— START OF Task input —

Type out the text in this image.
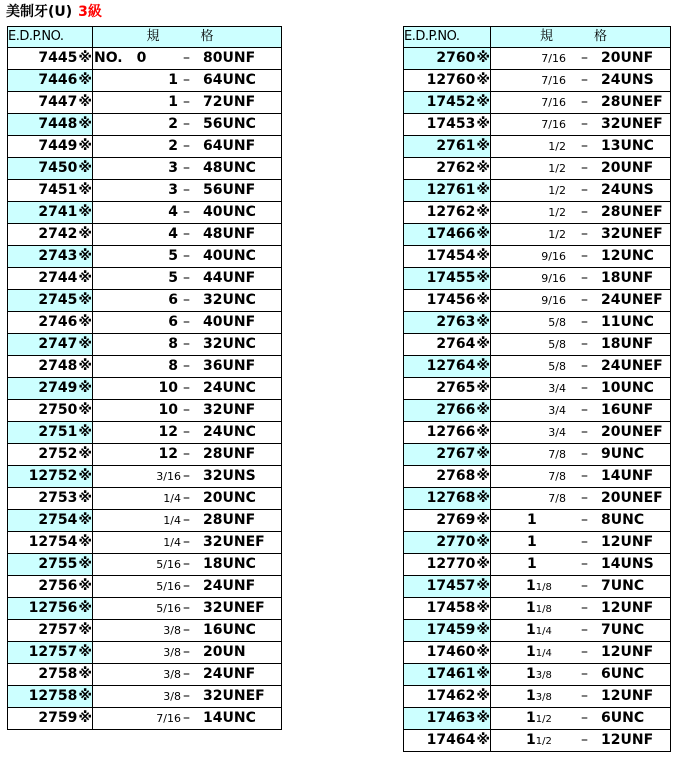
美制牙(U) 3級
E.D.P.NO.	規　格
7445※	NO.　0 – 80UNF

7446※	1 – 64UNC

7447※	1 – 72UNF

7448※	2 – 56UNC

7449※	2 – 64UNF

7450※	3 – 48UNC

7451※	3 – 56UNF

2741※	4 – 40UNC

2742※	4 – 48UNF

2743※	5 – 40UNC

2744※	5 – 44UNF

2745※	6 – 32UNC

2746※	6 – 40UNF

2747※	8 – 32UNC

2748※	8 – 36UNF

2749※	10 – 24UNC

2750※	10 – 32UNF

2751※	12 – 24UNC

2752※	12 – 28UNF

12752※	3/16 – 32UNS

2753※	1/4 – 20UNC

2754※	1/4 – 28UNF

12754※	1/4 – 32UNEF

2755※	5/16 – 18UNC

2756※	5/16 – 24UNF

12756※	5/16 – 32UNEF

2757※	3/8 – 16UNC

12757※	3/8 – 20UN

2758※	3/8 – 24UNF

12758※	3/8 – 32UNEF

2759※	7/16 – 14UNC
E.D.P.NO.	規　格
2760※	7/16 – 20UNF

12760※	7/16 – 24UNS

17452※	7/16 – 28UNEF

17453※	7/16 – 32UNEF

2761※	1/2 – 13UNC

2762※	1/2 – 20UNF

12761※	1/2 – 24UNS

12762※	1/2 – 28UNEF

17466※	1/2 – 32UNEF

17454※	9/16 – 12UNC

17455※	9/16 – 18UNF

17456※	9/16 – 24UNEF

2763※	5/8 – 11UNC

2764※	5/8 – 18UNF

12764※	5/8 – 24UNEF

2765※	3/4 – 10UNC

2766※	3/4 – 16UNF

12766※	3/4 – 20UNEF

2767※	7/8 – 9UNC

2768※	7/8 – 14UNF

12768※	7/8 – 20UNEF

2769※	1 – 8UNC

2770※	1 – 12UNF

12770※	1 – 14UNS

17457※	11/8 – 7UNC

17458※	11/8 – 12UNF

17459※	11/4 – 7UNC

17460※	11/4 – 12UNF

17461※	13/8 – 6UNC

17462※	13/8 – 12UNF

17463※	11/2 – 6UNC

17464※	11/2 – 12UNF
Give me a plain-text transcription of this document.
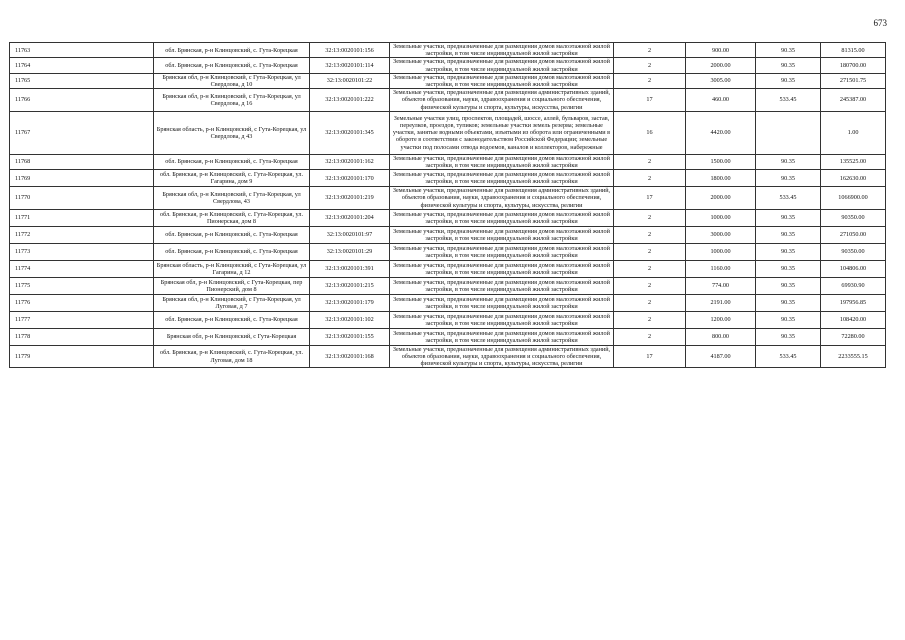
673
11763	обл. Брянская, р-н Клинцовский, с. Гута-Корецкая	32:13:0020101:156	Земельные участки, предназначенные для размещения домов малоэтажной жилой застройки, в том числе индивидуальной жилой застройки	2	900.00	90.35	81315.00
11764	обл. Брянская, р-н Клинцовский, с. Гута-Корецкая	32:13:0020101:114	Земельные участки, предназначенные для размещения домов малоэтажной жилой застройки, в том числе индивидуальной жилой застройки	2	2000.00	90.35	180700.00
11765	Брянская обл, р-н Клинцовский, с Гута-Корецкая, ул Свердлова, д 10	32:13:0020101:22	Земельные участки, предназначенные для размещения домов малоэтажной жилой застройки, в том числе индивидуальной жилой застройки	2	3005.00	90.35	271501.75
11766	Брянская обл, р-н Клинцовский, с Гута-Корецкая, ул Свердлова, д 16	32:13:0020101:222	Земельные участки, предназначенные для размещения административных зданий, объектов образования, науки, здравоохранения и социального обеспечения, физической культуры и спорта, культуры, искусства, религии	17	460.00	533.45	245387.00
11767	Брянская область, р-н Клинцовский, с Гута-Корецкая, ул Свердлова, д 43	32:13:0020101:345	Земельные участки улиц, проспектов, площадей, шоссе, аллей, бульваров, застав, переулков, проездов, тупиков; земельные участки земель резерва; земельные участки, занятые водными объектами, изъятыми из оборота или ограниченными в обороте в соответствии с законодательством Российской Федерации; земельные участки под полосами отвода водоемов, каналов и коллекторов, набережные	16	4420.00		1.00
11768	обл. Брянская, р-н Клинцовский, с. Гута-Корецкая	32:13:0020101:162	Земельные участки, предназначенные для размещения домов малоэтажной жилой застройки, в том числе индивидуальной жилой застройки	2	1500.00	90.35	135525.00
11769	обл. Брянская, р-н Клинцовский, с. Гута-Корецкая, ул. Гагарина, дом 9	32:13:0020101:170	Земельные участки, предназначенные для размещения домов малоэтажной жилой застройки, в том числе индивидуальной жилой застройки	2	1800.00	90.35	162630.00
11770	Брянская обл, р-н Клинцовский, с Гута-Корецкая, ул Свердлова, 43	32:13:0020101:219	Земельные участки, предназначенные для размещения административных зданий, объектов образования, науки, здравоохранения и социального обеспечения, физической культуры и спорта, культуры, искусства, религии	17	2000.00	533.45	1066900.00
11771	обл. Брянская, р-н Клинцовский, с. Гута-Корецкая, ул. Пионерская, дом 8	32:13:0020101:204	Земельные участки, предназначенные для размещения домов малоэтажной жилой застройки, в том числе индивидуальной жилой застройки	2	1000.00	90.35	90350.00
11772	обл. Брянская, р-н Клинцовский, с. Гута-Корецкая	32:13:0020101:97	Земельные участки, предназначенные для размещения домов малоэтажной жилой застройки, в том числе индивидуальной жилой застройки	2	3000.00	90.35	271050.00
11773	обл. Брянская, р-н Клинцовский, с. Гута-Корецкая	32:13:0020101:29	Земельные участки, предназначенные для размещения домов малоэтажной жилой застройки, в том числе индивидуальной жилой застройки	2	1000.00	90.35	90350.00
11774	Брянская область, р-н Клинцовский, с Гута-Корецкая, ул Гагарина, д 12	32:13:0020101:391	Земельные участки, предназначенные для размещения домов малоэтажной жилой застройки, в том числе индивидуальной жилой застройки	2	1160.00	90.35	104806.00
11775	Брянская обл, р-н Клинцовский, с Гута-Корецкая, пер Пионерский, дом 8	32:13:0020101:215	Земельные участки, предназначенные для размещения домов малоэтажной жилой застройки, в том числе индивидуальной жилой застройки	2	774.00	90.35	69930.90
11776	Брянская обл, р-н Клинцовский, с Гута-Корецкая, ул Луговая, д 7	32:13:0020101:179	Земельные участки, предназначенные для размещения домов малоэтажной жилой застройки, в том числе индивидуальной жилой застройки	2	2191.00	90.35	197956.85
11777	обл. Брянская, р-н Клинцовский, с. Гута-Корецкая	32:13:0020101:102	Земельные участки, предназначенные для размещения домов малоэтажной жилой застройки, в том числе индивидуальной жилой застройки	2	1200.00	90.35	108420.00
11778	Брянская обл, р-н Клинцовский, с Гута-Корецкая	32:13:0020101:155	Земельные участки, предназначенные для размещения домов малоэтажной жилой застройки, в том числе индивидуальной жилой застройки	2	800.00	90.35	72280.00
11779	обл. Брянская, р-н Клинцовский, с. Гута-Корецкая, ул. Луговая, дом 18	32:13:0020101:168	Земельные участки, предназначенные для размещения административных зданий, объектов образования, науки, здравоохранения и социального обеспечения, физической культуры и спорта, культуры, искусства, религии	17	4187.00	533.45	2233555.15
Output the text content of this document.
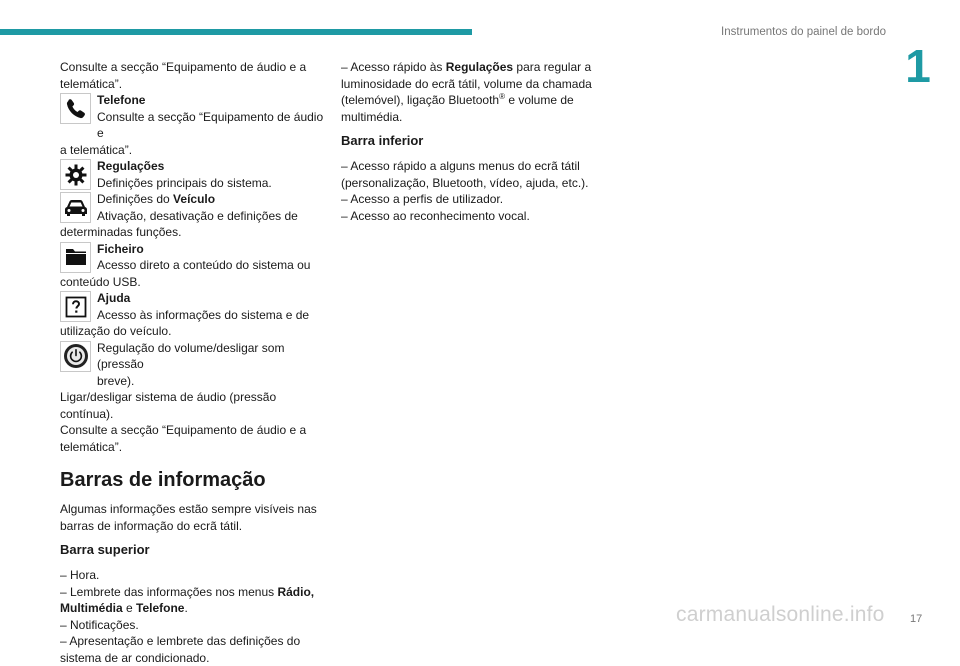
Instrumentos do painel de bordo
1

Consulte a secção “Equipamento de áudio e a telemática”.

Telefone
Consulte a secção “Equipamento de áudio e
a telemática”.
Regulações
Definições principais do sistema.
Definições do Veículo
Ativação, desativação e definições de
determinadas funções.
Ficheiro
Acesso direto a conteúdo do sistema ou
conteúdo USB.
Ajuda
Acesso às informações do sistema e de
utilização do veículo.
Regulação do volume/desligar som (pressão
breve).
Ligar/desligar sistema de áudio (pressão contínua).
Consulte a secção “Equipamento de áudio e a telemática”.
Barras de informação

Algumas informações estão sempre visíveis nas barras de informação do ecrã tátil.

Barra superior
– Hora.
– Lembrete das informações nos menus Rádio, Multimédia e Telefone.
– Notificações.
– Apresentação e lembrete das definições do sistema de ar condicionado.
– Acesso rápido às Regulações para regular a luminosidade do ecrã tátil, volume da chamada (telemóvel), ligação Bluetooth® e volume de multimédia.
Barra inferior
– Acesso rápido a alguns menus do ecrã tátil (personalização, Bluetooth, vídeo, ajuda, etc.).
– Acesso a perfis de utilizador.
– Acesso ao reconhecimento vocal.
carmanualsonline.info 17
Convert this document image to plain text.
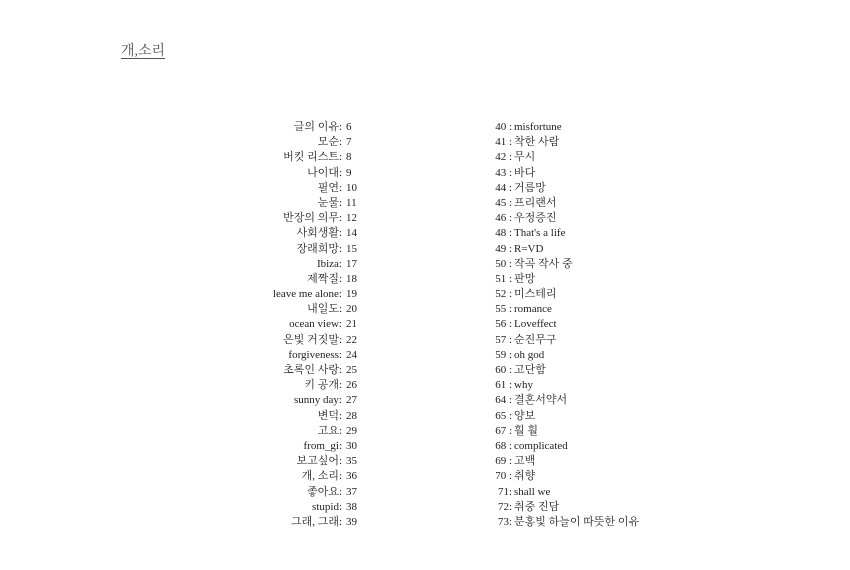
개,소리
글의 이유: 6
모순: 7
버킷 리스트: 8
나이대: 9
필연: 10
눈물: 11
반장의 의무: 12
사회생활: 14
장래희망: 15
Ibiza: 17
제짝질: 18
leave me alone: 19
내일도: 20
ocean view: 21
은빛 거짓말: 22
forgiveness: 24
초록인 사랑: 25
키 공개: 26
sunny day: 27
변덕: 28
고요: 29
from_gi: 30
보고싶어: 35
개, 소리: 36
좋아요: 37
stupid: 38
그래, 그래: 39
40 : misfortune
41 : 착한 사람
42 : 무시
43 : 바다
44 : 거름망
45 : 프리랜서
46 : 우정증진
48 : That's a life
49 : R=VD
50 : 작곡 작사 중
51 : 판망
52 : 미스테리
55 : romance
56 : Loveffect
57 : 순진무구
59 : oh god
60 : 고단함
61 : why
64 : 결혼서약서
65 : 양보
67 : 훨 훨
68 : complicated
69 : 고백
70 : 취향
71: shall we
72: 취중 진담
73: 분홍빛 하늘이 따뜻한 이유
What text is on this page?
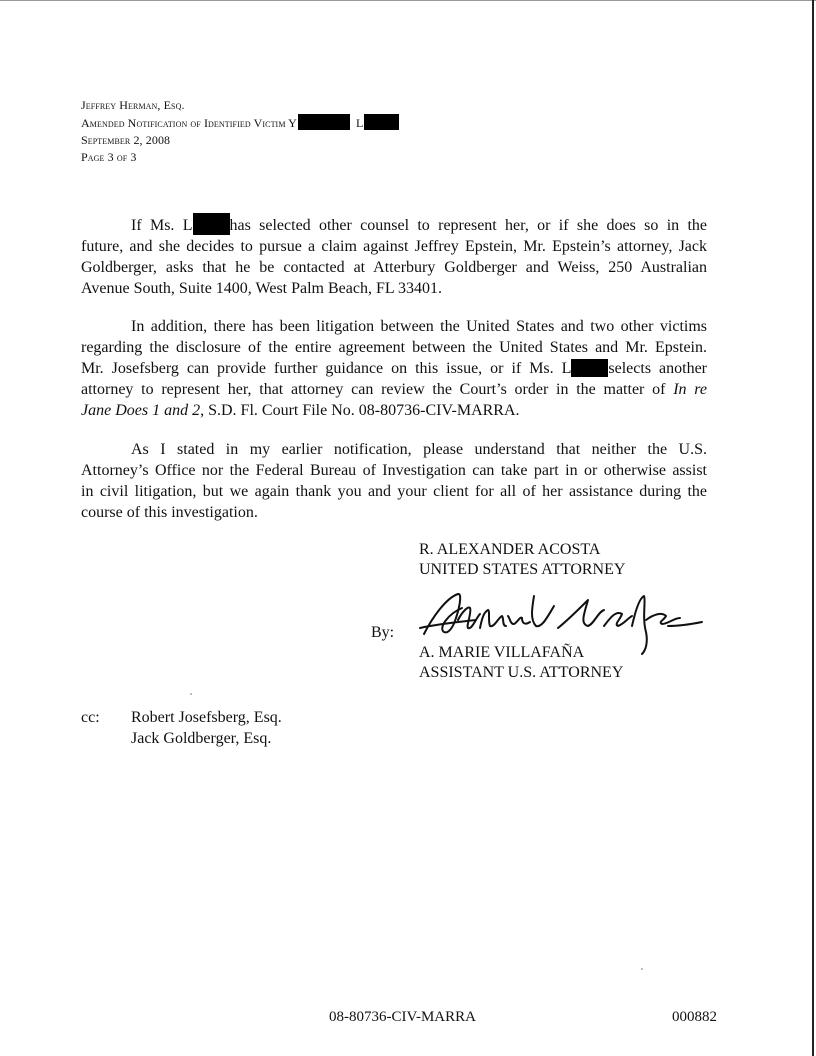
Jeffrey Herman, Esq.
Amended Notification of Identified Victim Y	L
September 2, 2008
Page 3 of 3
If Ms. L has selected other counsel to represent her, or if she does so in the
future, and she decides to pursue a claim against Jeffrey Epstein, Mr. Epstein’s attorney, Jack
Goldberger, asks that he be contacted at Atterbury Goldberger and Weiss, 250 Australian
Avenue South, Suite 1400, West Palm Beach, FL 33401.
In addition, there has been litigation between the United States and two other victims
regarding the disclosure of the entire agreement between the United States and Mr. Epstein.
Mr. Josefsberg can provide further guidance on this issue, or if Ms. L selects another
attorney to represent her, that attorney can review the Court’s order in the matter of In re
Jane Does 1 and 2, S.D. Fl. Court File No. 08-80736-CIV-MARRA.
As I stated in my earlier notification, please understand that neither the U.S.
Attorney’s Office nor the Federal Bureau of Investigation can take part in or otherwise assist
in civil litigation, but we again thank you and your client for all of her assistance during the
course of this investigation.
R. ALEXANDER ACOSTA
UNITED STATES ATTORNEY
By:
A. MARIE VILLAFAÑA
ASSISTANT U.S. ATTORNEY
cc: Robert Josefsberg, Esq.
Jack Goldberger, Esq.
08-80736-CIV-MARRA	000882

— END OF Task input —

Select all lines with the word "áudio" from the entries above.

> [Exercise answer]
Consulte a secção “Equipamento de áudio e a telemática”.
Consulte a secção “Equipamento de áudio e
Ligar/desligar sistema de áudio (pressão contínua).
Consulte a secção “Equipamento de áudio e a telemática”.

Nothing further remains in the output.